## WHAT THE EXERCISE ASKS:
Reproduce the data exactly.

====== DATA ENTRIES

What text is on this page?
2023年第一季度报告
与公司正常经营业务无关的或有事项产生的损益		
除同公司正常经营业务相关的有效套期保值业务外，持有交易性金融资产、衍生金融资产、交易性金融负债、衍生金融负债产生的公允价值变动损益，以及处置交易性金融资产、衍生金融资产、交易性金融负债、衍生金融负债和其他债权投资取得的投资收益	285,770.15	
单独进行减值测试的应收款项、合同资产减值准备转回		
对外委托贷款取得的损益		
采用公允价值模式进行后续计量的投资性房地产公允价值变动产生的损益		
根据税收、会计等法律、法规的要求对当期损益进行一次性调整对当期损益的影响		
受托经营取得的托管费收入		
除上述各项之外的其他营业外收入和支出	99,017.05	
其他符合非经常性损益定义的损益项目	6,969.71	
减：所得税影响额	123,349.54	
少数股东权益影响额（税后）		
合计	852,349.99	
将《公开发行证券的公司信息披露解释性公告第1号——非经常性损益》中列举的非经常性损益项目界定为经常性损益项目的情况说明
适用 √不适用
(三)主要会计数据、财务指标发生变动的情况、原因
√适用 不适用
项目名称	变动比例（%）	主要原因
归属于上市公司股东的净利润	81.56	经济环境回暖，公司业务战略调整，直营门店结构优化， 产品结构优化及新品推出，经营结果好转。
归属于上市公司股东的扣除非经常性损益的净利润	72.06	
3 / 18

============

## SOLUTION TO THIS TASK:
What text is on this page?
2023年第一季度报告
与公司正常经营业务无关的或有事项产生的损益		
除同公司正常经营业务相关的有效套期保值业务外，持有交易性金融资产、衍生金融资产、交易性金融负债、衍生金融负债产生的公允价值变动损益，以及处置交易性金融资产、衍生金融资产、交易性金融负债、衍生金融负债和其他债权投资取得的投资收益	285,770.15	
单独进行减值测试的应收款项、合同资产减值准备转回		
对外委托贷款取得的损益		
采用公允价值模式进行后续计量的投资性房地产公允价值变动产生的损益		
根据税收、会计等法律、法规的要求对当期损益进行一次性调整对当期损益的影响		
受托经营取得的托管费收入		
除上述各项之外的其他营业外收入和支出	99,017.05	
其他符合非经常性损益定义的损益项目	6,969.71	
减：所得税影响额	123,349.54	
少数股东权益影响额（税后）		
合计	852,349.99	
将《公开发行证券的公司信息披露解释性公告第1号——非经常性损益》中列举的非经常性损益项目界定为经常性损益项目的情况说明
适用 √不适用
(三)主要会计数据、财务指标发生变动的情况、原因
√适用 不适用
项目名称	变动比例（%）	主要原因
归属于上市公司股东的净利润	81.56	经济环境回暖，公司业务战略调整，直营门店结构优化， 产品结构优化及新品推出，经营结果好转。
归属于上市公司股东的扣除非经常性损益的净利润	72.06	
3 / 18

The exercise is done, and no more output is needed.